== Exercise task ==
Write out all the entries word for word and omit any pictures.

-- start of Data extract --

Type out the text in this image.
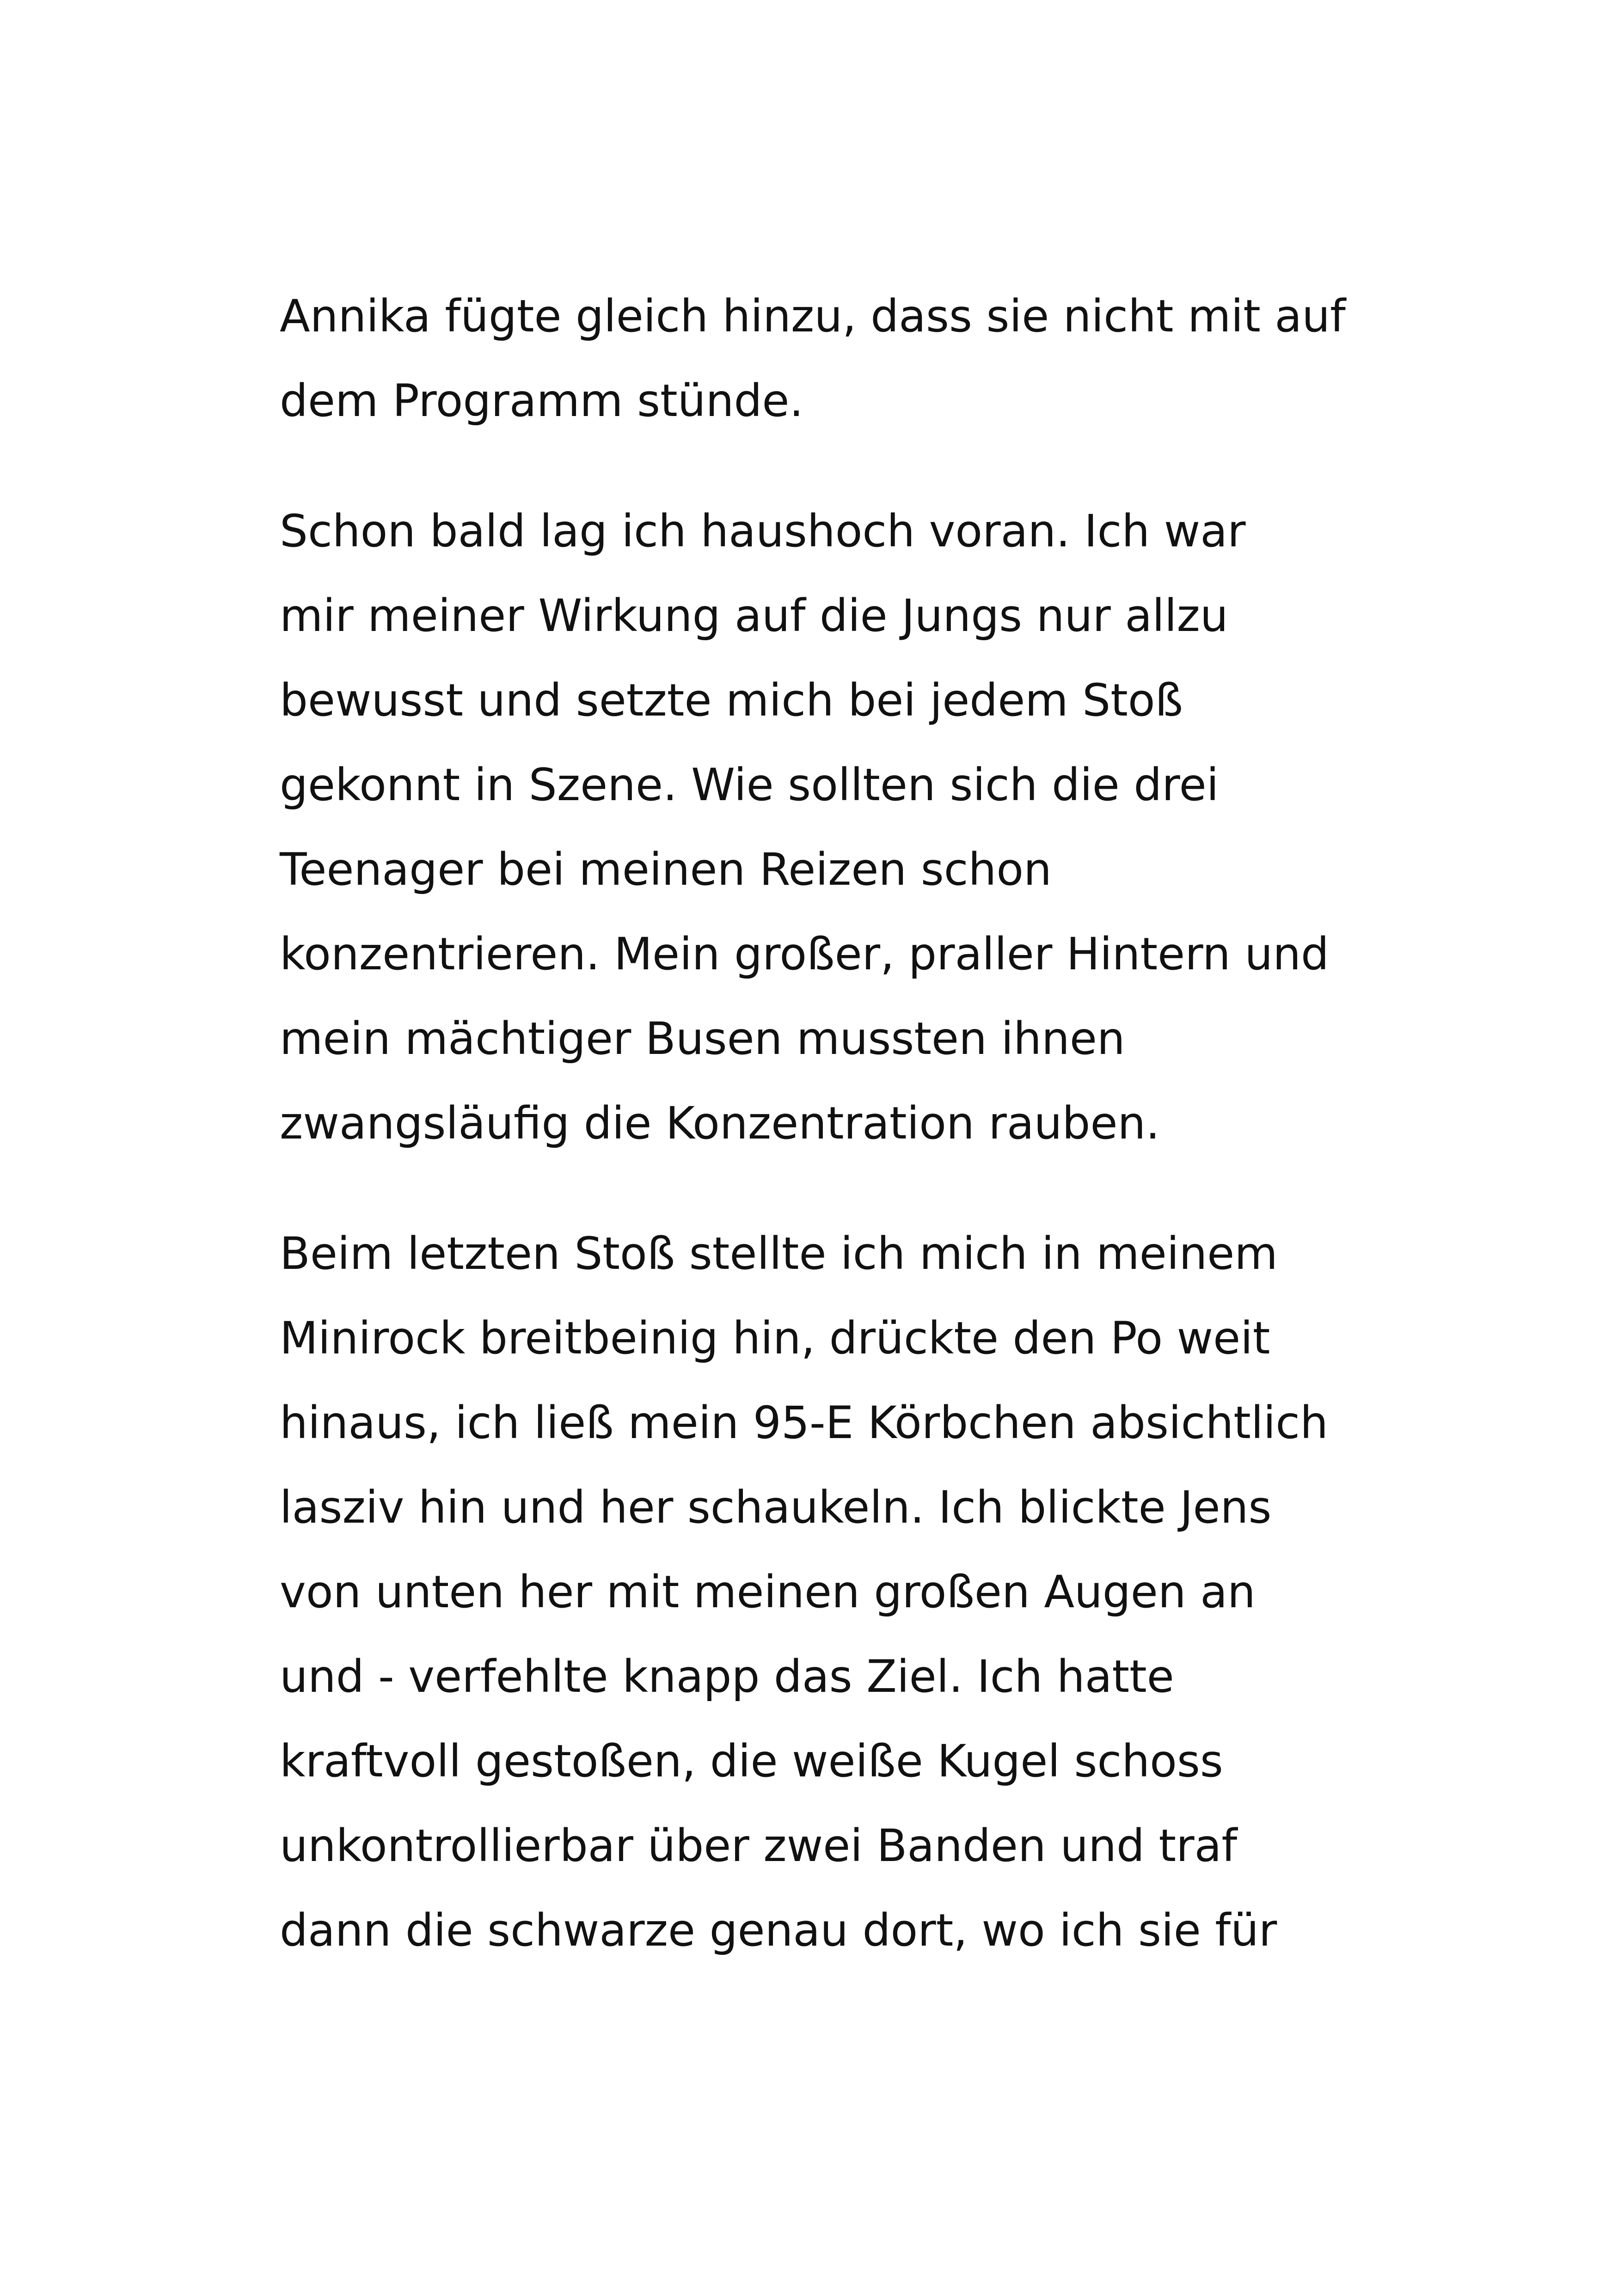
Annika fügte gleich hinzu, dass sie nicht mit auf
dem Programm stünde.
Schon bald lag ich haushoch voran. Ich war
mir meiner Wirkung auf die Jungs nur allzu
bewusst und setzte mich bei jedem Stoß
gekonnt in Szene. Wie sollten sich die drei
Teenager bei meinen Reizen schon
konzentrieren. Mein großer, praller Hintern und
mein mächtiger Busen mussten ihnen
zwangsläufig die Konzentration rauben.
Beim letzten Stoß stellte ich mich in meinem
Minirock breitbeinig hin, drückte den Po weit
hinaus, ich ließ mein 95-E Körbchen absichtlich
lasziv hin und her schaukeln. Ich blickte Jens
von unten her mit meinen großen Augen an
und - verfehlte knapp das Ziel. Ich hatte
kraftvoll gestoßen, die weiße Kugel schoss
unkontrollierbar über zwei Banden und traf
dann die schwarze genau dort, wo ich sie für
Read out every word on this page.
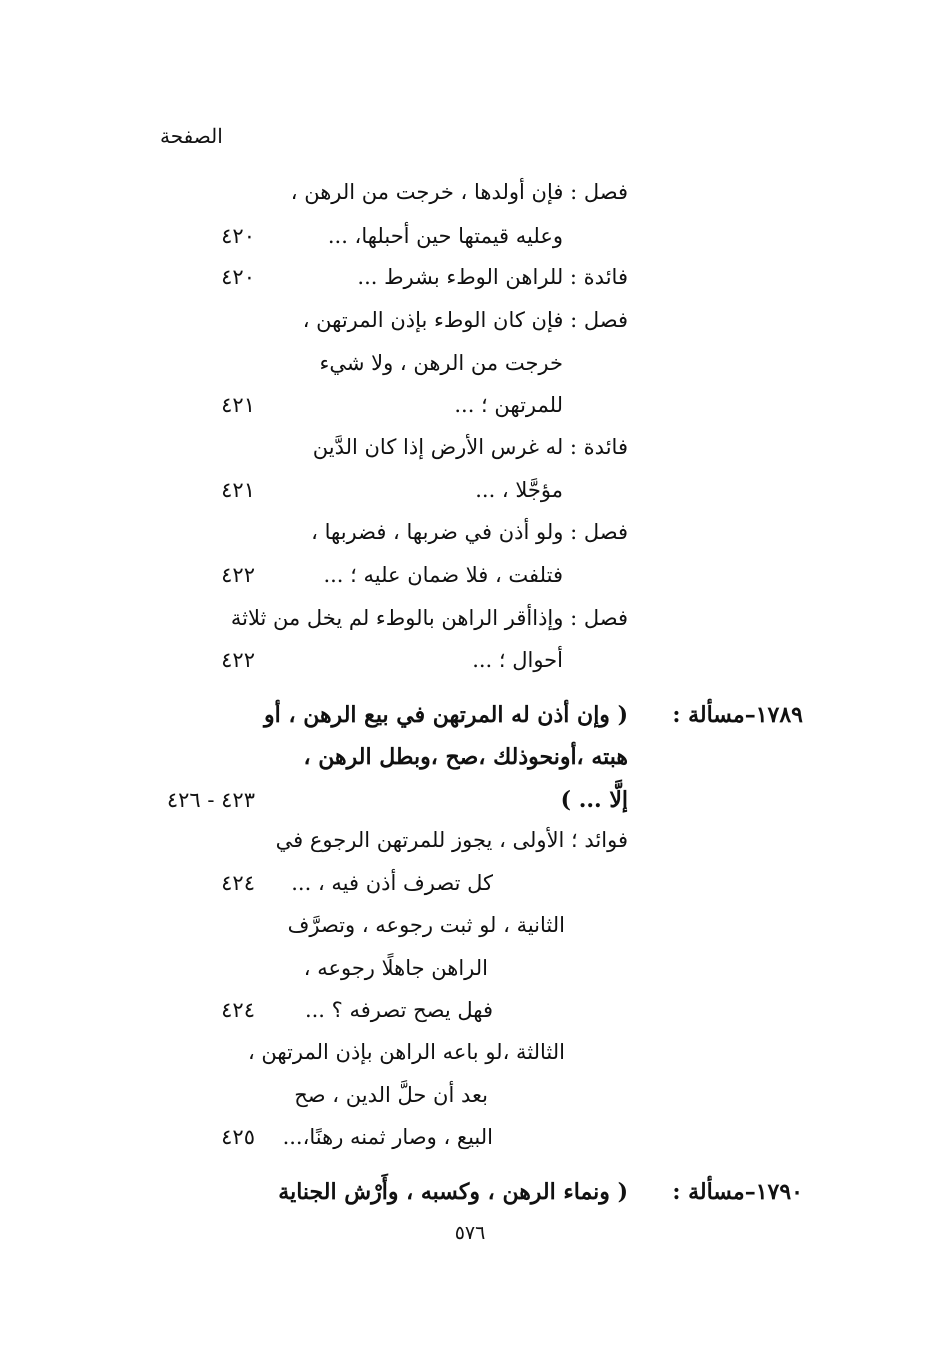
الصفحة
فصل : فإن أولدها ، خرجت من الرهن ،
وعليه قيمتها حين أحبلها، ...
٤٢٠
فائدة : للراهن الوطء بشرط ...
٤٢٠
فصل : فإن كان الوطء بإذن المرتهن ،
خرجت من الرهن ، ولا شيء
للمرتهن ؛ ...
٤٢١
فائدة : له غرس الأرض إذا كان الدَّين
مؤجَّلا ، ...
٤٢١
فصل : ولو أذن في ضربها ، فضربها ،
فتلفت ، فلا ضمان عليه ؛ ...
٤٢٢
فصل : وإذاأقر الراهن بالوطء لم يخل من ثلاثة
أحوال ؛ ...
٤٢٢
١٧٨٩–مسألة :
( وإن أذن له المرتهن في بيع الرهن ، أو
هبته ،أونحوذلك ،صح ،وبطل الرهن ،
إلَّا ... )
٤٢٣ - ٤٢٦
فوائد ؛ الأولى ، يجوز للمرتهن الرجوع في
كل تصرف أذن فيه ، ...
٤٢٤
الثانية ، لو ثبت رجوعه ، وتصرَّف
الراهن جاهلًا رجوعه ،
فهل يصح تصرفه ؟ ...
٤٢٤
الثالثة ،لو باعه الراهن بإذن المرتهن ،
بعد أن حلَّ الدين ، صح
البيع ، وصار ثمنه رهنًا،...
٤٢٥
١٧٩٠–مسألة :
( ونماء الرهن ، وكسبه ، وأَرْش الجناية
٥٧٦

-- end of Data extract --

== Exercise response ==
Type out the text in this image.
Annika fügte gleich hinzu, dass sie nicht mit auf
dem Programm stünde.
Schon bald lag ich haushoch voran. Ich war
mir meiner Wirkung auf die Jungs nur allzu
bewusst und setzte mich bei jedem Stoß
gekonnt in Szene. Wie sollten sich die drei
Teenager bei meinen Reizen schon
konzentrieren. Mein großer, praller Hintern und
mein mächtiger Busen mussten ihnen
zwangsläufig die Konzentration rauben.
Beim letzten Stoß stellte ich mich in meinem
Minirock breitbeinig hin, drückte den Po weit
hinaus, ich ließ mein 95-E Körbchen absichtlich
lasziv hin und her schaukeln. Ich blickte Jens
von unten her mit meinen großen Augen an
und - verfehlte knapp das Ziel. Ich hatte
kraftvoll gestoßen, die weiße Kugel schoss
unkontrollierbar über zwei Banden und traf
dann die schwarze genau dort, wo ich sie für
Read out every word on this page.
الصفحة
فصل : فإن أولدها ، خرجت من الرهن ،
وعليه قيمتها حين أحبلها، ...
٤٢٠
فائدة : للراهن الوطء بشرط ...
٤٢٠
فصل : فإن كان الوطء بإذن المرتهن ،
خرجت من الرهن ، ولا شيء
للمرتهن ؛ ...
٤٢١
فائدة : له غرس الأرض إذا كان الدَّين
مؤجَّلا ، ...
٤٢١
فصل : ولو أذن في ضربها ، فضربها ،
فتلفت ، فلا ضمان عليه ؛ ...
٤٢٢
فصل : وإذاأقر الراهن بالوطء لم يخل من ثلاثة
أحوال ؛ ...
٤٢٢
١٧٨٩–مسألة :
( وإن أذن له المرتهن في بيع الرهن ، أو
هبته ،أونحوذلك ،صح ،وبطل الرهن ،
إلَّا ... )
٤٢٣ - ٤٢٦
فوائد ؛ الأولى ، يجوز للمرتهن الرجوع في
كل تصرف أذن فيه ، ...
٤٢٤
الثانية ، لو ثبت رجوعه ، وتصرَّف
الراهن جاهلًا رجوعه ،
فهل يصح تصرفه ؟ ...
٤٢٤
الثالثة ،لو باعه الراهن بإذن المرتهن ،
بعد أن حلَّ الدين ، صح
البيع ، وصار ثمنه رهنًا،...
٤٢٥
١٧٩٠–مسألة :
( ونماء الرهن ، وكسبه ، وأَرْش الجناية
٥٧٦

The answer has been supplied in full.